_TAREFAS A CUMPRIR_.
1. Segundo a apresentação da entrevista com Delfim Netto, por que os bons frutos colhidos pelo governo Lula estão ameaçados? Responda em até três frases.
2. Dê a continuação da apresentação da entrevista com Delfim Netto a partir do ponto em que ela termina.

_TRECHO DO TEXTO_.

◇ ◇ ◇ ◇ ◇

08/12/2004 - 10:00
Dono de uma vasta experiência na gestão da economia brasileira (na fartura e na escassez) e aficionado do estudo da matemática, o ex-ministro e deputado Delfim Netto (PP-SP) analisa com desenvoltura os erros e acertos do governo Lula. Para ele, o atual presidente alcançou em pouco tempo o que seu antecessor Fernando Henrique Cardoso enrolou oito anos para fazer, por falta de “uma certa disposição”, e, por isso, colhe bons frutos. Mas eles estão ameaçados pela gestão do Banco Central. A insistência em metas de inflação inatingíveis e em uma política de valorização do real frente ao dólar, como arma contra a inflação, afirma o ex-todo-poderoso da economia no regime militar, cobrará preços altos à gestão de Lula. “Vão sacrificar 1,5 ponto porcentual de PIB”, adverte. Na quinta-feira 25, o deputado falou a ISTOÉ sobre estas e outras questões da gestão Lula na entrevista que se segue.

◇ ◇ ◇ ◇ ◇

_SEÇÃO DE DADOS_.
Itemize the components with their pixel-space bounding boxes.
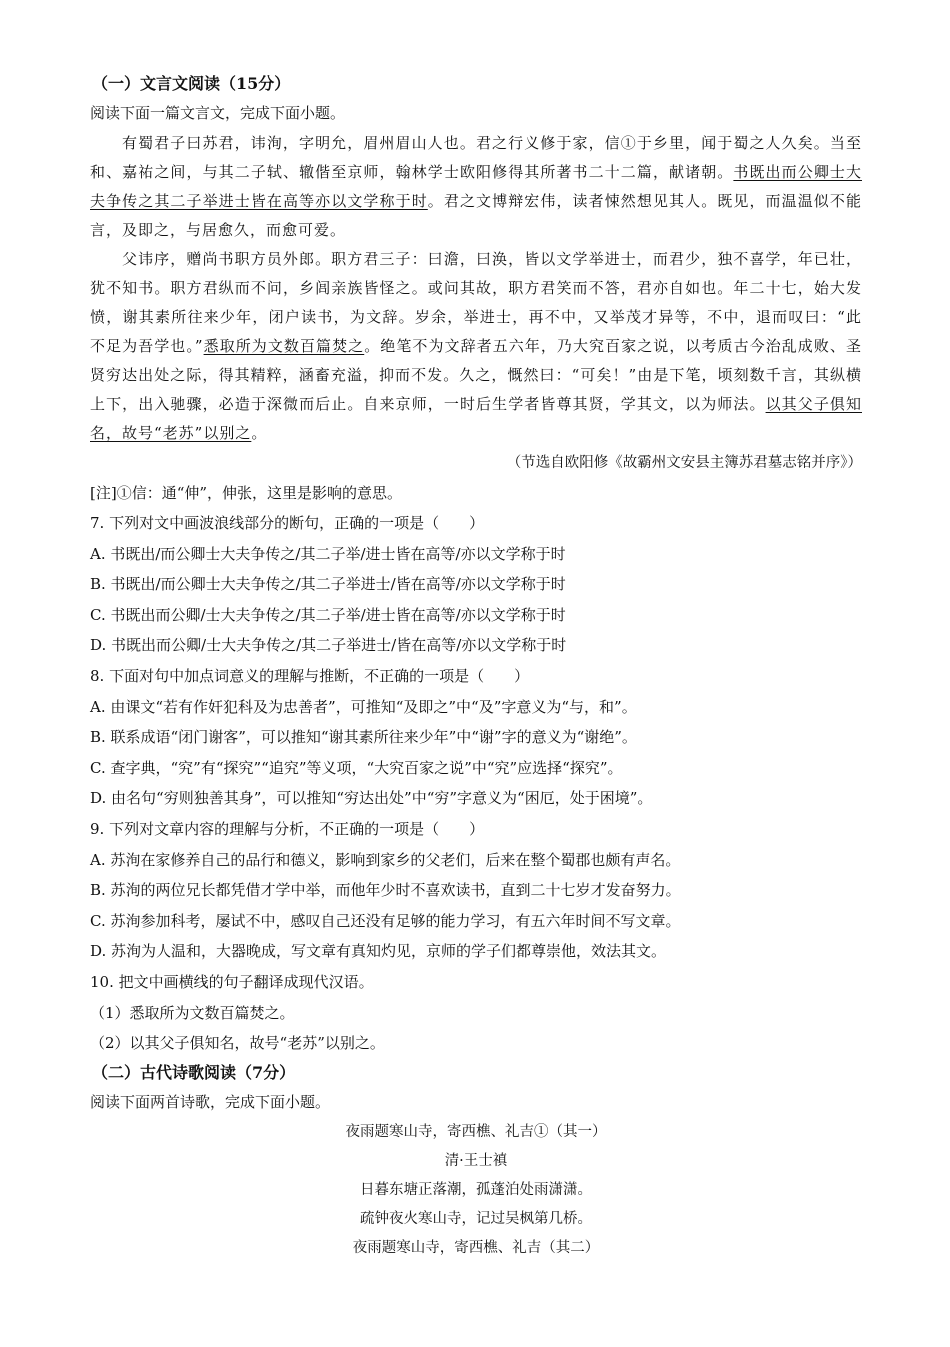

◇ ◇ ◇ ◇ ◇

_RESPOSTAS DO EXERCÍCIO_.
1. Estão ameaçados pela gestão do Banco Central, que insiste em metas de inflação inatingíveis e em uma política de valorização do real frente ao dólar como arma contra a inflação. Para Delfim Netto, isso cobrará preços altos à gestão de Lula, com o sacrifício de 1,5 ponto porcentual de PIB.

2.
Do ponto de vista da macroeconomia, se saiu muito bem. O período de sucessão foi muito tumultuado, com um enorme reajuste do
câmbio, uma enorme desconfiança da sociedade em relação ao governo Lula e, principalmente, ao PT. Na passagem de governo, a inflação tinha voltado a 26% ao ano. Houve uma ação enérgica do Banco Central, e Palocci (ministro da Fazenda) contribuiu com o aumento do superávit primário. As duas ações trouxeram, já em maio, a perspectiva de inflação para 2003 para 7%. Daí para a frente, a persistência da política econômica produziu resultados que são hoje visíveis. O governo foi hábil quando ocorreu esse overshooting (disparada) do câmbio. Houve um renascimento do setor exportador. Deus mostrou que era brasileiro, pois a produção agrícola estava crescendo graças ao desenvolvimento tecnológico, o plantio direto e o Modern Frota (programa de modernização de equipamentos agrícolas). O Lula é o responsável pelo renascimento do crescimento.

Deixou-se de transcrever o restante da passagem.